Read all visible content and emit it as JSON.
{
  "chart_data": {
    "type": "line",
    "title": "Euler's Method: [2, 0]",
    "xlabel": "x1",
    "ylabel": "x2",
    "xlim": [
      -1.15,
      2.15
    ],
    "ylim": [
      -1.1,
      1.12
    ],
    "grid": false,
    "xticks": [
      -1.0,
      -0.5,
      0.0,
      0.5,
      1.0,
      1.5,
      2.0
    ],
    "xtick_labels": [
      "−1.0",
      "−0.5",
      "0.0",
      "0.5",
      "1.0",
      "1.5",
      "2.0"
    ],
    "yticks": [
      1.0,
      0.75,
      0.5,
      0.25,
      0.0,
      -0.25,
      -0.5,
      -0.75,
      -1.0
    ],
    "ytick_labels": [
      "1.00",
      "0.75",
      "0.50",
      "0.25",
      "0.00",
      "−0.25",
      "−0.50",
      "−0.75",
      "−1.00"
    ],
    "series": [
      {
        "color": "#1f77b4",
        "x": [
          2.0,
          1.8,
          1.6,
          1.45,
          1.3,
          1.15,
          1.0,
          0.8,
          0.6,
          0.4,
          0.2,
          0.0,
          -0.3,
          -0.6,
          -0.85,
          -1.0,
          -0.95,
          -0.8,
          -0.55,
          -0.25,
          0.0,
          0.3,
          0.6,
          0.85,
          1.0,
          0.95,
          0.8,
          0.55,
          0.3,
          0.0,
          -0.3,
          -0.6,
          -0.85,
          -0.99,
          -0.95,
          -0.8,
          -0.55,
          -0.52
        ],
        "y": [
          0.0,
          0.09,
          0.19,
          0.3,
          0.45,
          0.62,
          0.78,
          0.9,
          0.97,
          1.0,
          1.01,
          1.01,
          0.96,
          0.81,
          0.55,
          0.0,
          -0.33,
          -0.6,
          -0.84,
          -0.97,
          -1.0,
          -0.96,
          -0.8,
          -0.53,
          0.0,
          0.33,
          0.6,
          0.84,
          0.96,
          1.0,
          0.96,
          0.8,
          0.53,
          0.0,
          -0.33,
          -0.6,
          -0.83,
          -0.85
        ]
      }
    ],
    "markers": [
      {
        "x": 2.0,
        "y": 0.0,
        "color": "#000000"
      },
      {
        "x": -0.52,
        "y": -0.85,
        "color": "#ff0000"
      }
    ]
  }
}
_ _ _ _
Exercise brief:
Return what is listed above, exactly and completely.

The result:
Read all visible content and emit it as JSON.
{
  "chart_data": {
    "type": "line",
    "title": "Euler's Method: [2, 0]",
    "xlabel": "x1",
    "ylabel": "x2",
    "xlim": [
      -1.15,
      2.15
    ],
    "ylim": [
      -1.1,
      1.12
    ],
    "grid": false,
    "xticks": [
      -1.0,
      -0.5,
      0.0,
      0.5,
      1.0,
      1.5,
      2.0
    ],
    "xtick_labels": [
      "−1.0",
      "−0.5",
      "0.0",
      "0.5",
      "1.0",
      "1.5",
      "2.0"
    ],
    "yticks": [
      1.0,
      0.75,
      0.5,
      0.25,
      0.0,
      -0.25,
      -0.5,
      -0.75,
      -1.0
    ],
    "ytick_labels": [
      "1.00",
      "0.75",
      "0.50",
      "0.25",
      "0.00",
      "−0.25",
      "−0.50",
      "−0.75",
      "−1.00"
    ],
    "series": [
      {
        "color": "#1f77b4",
        "x": [
          2.0,
          1.8,
          1.6,
          1.45,
          1.3,
          1.15,
          1.0,
          0.8,
          0.6,
          0.4,
          0.2,
          0.0,
          -0.3,
          -0.6,
          -0.85,
          -1.0,
          -0.95,
          -0.8,
          -0.55,
          -0.25,
          0.0,
          0.3,
          0.6,
          0.85,
          1.0,
          0.95,
          0.8,
          0.55,
          0.3,
          0.0,
          -0.3,
          -0.6,
          -0.85,
          -0.99,
          -0.95,
          -0.8,
          -0.55,
          -0.52
        ],
        "y": [
          0.0,
          0.09,
          0.19,
          0.3,
          0.45,
          0.62,
          0.78,
          0.9,
          0.97,
          1.0,
          1.01,
          1.01,
          0.96,
          0.81,
          0.55,
          0.0,
          -0.33,
          -0.6,
          -0.84,
          -0.97,
          -1.0,
          -0.96,
          -0.8,
          -0.53,
          0.0,
          0.33,
          0.6,
          0.84,
          0.96,
          1.0,
          0.96,
          0.8,
          0.53,
          0.0,
          -0.33,
          -0.6,
          -0.83,
          -0.85
        ]
      }
    ],
    "markers": [
      {
        "x": 2.0,
        "y": 0.0,
        "color": "#000000"
      },
      {
        "x": -0.52,
        "y": -0.85,
        "color": "#ff0000"
      }
    ]
  }
}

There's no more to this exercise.